_What is asked_
Emit a verbatim copy of the lines running from the line with "Decode this image" through the end of the material below.

** start of The input **

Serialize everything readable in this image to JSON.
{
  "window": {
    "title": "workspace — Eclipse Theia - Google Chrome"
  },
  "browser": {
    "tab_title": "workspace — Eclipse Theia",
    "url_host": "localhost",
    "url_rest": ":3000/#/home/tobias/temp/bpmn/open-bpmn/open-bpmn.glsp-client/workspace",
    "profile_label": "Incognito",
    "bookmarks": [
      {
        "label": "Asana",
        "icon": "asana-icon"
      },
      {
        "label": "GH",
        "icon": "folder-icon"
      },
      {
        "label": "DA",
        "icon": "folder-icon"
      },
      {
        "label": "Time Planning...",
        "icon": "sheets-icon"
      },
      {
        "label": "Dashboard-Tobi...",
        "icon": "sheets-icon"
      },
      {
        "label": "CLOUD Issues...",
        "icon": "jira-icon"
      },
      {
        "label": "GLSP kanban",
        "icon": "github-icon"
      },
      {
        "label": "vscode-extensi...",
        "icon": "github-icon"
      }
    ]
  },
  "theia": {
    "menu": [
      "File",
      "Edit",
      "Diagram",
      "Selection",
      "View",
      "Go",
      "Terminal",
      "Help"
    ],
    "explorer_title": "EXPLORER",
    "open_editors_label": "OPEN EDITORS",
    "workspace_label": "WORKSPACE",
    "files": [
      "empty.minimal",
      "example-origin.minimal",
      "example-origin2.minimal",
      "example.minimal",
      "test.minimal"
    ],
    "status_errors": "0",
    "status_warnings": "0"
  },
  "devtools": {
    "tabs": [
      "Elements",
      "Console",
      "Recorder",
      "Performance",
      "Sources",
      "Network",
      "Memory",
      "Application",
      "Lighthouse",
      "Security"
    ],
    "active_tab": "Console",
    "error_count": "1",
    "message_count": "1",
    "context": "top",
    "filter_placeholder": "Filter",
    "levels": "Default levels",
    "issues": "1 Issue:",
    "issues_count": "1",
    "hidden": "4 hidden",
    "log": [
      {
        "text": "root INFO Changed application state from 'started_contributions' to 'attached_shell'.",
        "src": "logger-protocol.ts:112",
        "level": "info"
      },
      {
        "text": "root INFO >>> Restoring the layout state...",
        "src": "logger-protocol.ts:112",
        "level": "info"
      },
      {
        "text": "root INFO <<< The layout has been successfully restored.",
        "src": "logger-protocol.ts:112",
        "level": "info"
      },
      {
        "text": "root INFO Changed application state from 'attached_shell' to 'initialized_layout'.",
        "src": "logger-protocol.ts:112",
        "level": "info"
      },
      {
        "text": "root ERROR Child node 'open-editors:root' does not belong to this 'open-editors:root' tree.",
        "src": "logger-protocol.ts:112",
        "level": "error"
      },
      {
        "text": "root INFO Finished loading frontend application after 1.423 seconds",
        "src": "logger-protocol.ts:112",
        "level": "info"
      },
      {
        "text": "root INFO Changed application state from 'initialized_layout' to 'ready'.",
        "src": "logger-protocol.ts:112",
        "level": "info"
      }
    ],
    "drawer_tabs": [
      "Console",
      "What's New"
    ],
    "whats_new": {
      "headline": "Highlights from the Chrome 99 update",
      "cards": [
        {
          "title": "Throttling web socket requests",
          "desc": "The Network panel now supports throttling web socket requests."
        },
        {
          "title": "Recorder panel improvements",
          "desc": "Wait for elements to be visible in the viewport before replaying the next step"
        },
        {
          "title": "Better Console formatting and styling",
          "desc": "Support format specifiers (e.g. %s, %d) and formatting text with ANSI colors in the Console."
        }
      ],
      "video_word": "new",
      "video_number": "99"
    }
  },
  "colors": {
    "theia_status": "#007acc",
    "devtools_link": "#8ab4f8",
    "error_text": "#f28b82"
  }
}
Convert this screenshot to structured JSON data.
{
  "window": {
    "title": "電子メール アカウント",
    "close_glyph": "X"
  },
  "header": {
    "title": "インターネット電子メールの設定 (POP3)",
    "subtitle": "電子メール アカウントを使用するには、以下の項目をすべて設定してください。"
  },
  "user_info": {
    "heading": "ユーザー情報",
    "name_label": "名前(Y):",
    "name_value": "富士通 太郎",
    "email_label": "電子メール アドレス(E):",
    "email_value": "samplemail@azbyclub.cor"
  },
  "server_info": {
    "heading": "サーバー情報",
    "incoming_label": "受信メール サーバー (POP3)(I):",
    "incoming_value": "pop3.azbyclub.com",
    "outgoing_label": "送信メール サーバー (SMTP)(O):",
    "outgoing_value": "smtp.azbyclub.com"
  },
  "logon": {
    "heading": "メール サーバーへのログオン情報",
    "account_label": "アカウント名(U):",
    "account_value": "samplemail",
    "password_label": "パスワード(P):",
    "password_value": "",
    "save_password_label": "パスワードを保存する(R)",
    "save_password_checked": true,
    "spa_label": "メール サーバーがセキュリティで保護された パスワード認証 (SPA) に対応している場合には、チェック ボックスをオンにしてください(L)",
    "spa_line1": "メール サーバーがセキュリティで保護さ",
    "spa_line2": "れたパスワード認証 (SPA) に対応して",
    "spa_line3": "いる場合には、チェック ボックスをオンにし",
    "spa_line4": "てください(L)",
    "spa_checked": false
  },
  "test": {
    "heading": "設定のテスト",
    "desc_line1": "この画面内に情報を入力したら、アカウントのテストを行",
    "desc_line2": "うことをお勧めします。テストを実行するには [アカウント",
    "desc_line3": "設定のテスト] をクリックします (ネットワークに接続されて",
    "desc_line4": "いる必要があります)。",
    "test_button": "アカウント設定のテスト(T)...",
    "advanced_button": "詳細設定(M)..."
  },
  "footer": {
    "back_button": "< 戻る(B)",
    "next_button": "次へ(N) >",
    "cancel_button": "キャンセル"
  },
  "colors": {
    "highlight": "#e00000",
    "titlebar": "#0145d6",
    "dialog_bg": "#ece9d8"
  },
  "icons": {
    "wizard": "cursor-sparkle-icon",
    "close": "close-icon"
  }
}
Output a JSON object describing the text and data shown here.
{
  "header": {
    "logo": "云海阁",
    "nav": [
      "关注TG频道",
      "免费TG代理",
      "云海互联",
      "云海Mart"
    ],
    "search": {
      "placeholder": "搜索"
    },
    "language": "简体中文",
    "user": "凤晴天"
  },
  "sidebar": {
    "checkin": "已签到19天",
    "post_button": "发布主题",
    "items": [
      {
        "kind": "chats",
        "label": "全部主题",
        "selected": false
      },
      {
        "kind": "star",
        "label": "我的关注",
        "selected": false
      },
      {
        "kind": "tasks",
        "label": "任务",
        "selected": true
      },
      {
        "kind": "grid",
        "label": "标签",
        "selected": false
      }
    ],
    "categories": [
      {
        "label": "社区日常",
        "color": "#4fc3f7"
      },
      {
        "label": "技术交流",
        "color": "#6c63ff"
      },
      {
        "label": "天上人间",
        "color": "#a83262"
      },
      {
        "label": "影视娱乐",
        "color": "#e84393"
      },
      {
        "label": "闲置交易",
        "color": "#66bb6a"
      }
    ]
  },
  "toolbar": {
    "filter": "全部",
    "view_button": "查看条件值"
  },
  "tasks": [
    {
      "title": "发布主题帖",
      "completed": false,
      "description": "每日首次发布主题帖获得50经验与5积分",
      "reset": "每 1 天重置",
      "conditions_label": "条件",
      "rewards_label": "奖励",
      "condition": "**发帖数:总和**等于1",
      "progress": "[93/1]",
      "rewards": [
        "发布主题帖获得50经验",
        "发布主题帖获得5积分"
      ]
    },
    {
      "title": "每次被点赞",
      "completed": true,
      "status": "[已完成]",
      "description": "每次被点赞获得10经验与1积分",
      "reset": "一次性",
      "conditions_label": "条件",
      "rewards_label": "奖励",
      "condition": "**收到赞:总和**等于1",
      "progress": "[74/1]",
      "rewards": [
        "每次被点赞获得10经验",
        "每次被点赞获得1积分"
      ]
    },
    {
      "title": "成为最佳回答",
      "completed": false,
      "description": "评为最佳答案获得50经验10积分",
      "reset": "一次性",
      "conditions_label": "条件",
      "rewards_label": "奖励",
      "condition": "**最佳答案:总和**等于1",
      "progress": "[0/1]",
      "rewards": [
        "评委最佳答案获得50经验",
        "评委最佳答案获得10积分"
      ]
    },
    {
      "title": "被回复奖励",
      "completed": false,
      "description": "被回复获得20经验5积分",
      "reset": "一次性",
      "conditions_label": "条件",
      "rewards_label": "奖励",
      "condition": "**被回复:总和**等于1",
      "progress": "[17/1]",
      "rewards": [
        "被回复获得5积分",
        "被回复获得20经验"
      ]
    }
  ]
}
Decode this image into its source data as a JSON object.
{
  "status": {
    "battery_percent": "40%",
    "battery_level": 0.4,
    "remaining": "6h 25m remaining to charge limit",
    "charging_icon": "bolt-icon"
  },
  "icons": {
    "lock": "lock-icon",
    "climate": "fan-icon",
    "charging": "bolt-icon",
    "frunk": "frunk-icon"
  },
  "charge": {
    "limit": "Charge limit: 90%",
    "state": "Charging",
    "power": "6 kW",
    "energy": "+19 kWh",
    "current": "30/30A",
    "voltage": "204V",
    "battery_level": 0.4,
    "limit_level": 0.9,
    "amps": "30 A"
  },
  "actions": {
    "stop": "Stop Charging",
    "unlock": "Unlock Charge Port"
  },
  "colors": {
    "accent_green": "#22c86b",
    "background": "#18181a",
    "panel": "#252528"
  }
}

** end of The input **

_Correct result_
Decode this image into its source data as a JSON object.
{
  "status": {
    "battery_percent": "40%",
    "battery_level": 0.4,
    "remaining": "6h 25m remaining to charge limit",
    "charging_icon": "bolt-icon"
  },
  "icons": {
    "lock": "lock-icon",
    "climate": "fan-icon",
    "charging": "bolt-icon",
    "frunk": "frunk-icon"
  },
  "charge": {
    "limit": "Charge limit: 90%",
    "state": "Charging",
    "power": "6 kW",
    "energy": "+19 kWh",
    "current": "30/30A",
    "voltage": "204V",
    "battery_level": 0.4,
    "limit_level": 0.9,
    "amps": "30 A"
  },
  "actions": {
    "stop": "Stop Charging",
    "unlock": "Unlock Charge Port"
  },
  "colors": {
    "accent_green": "#22c86b",
    "background": "#18181a",
    "panel": "#252528"
  }
}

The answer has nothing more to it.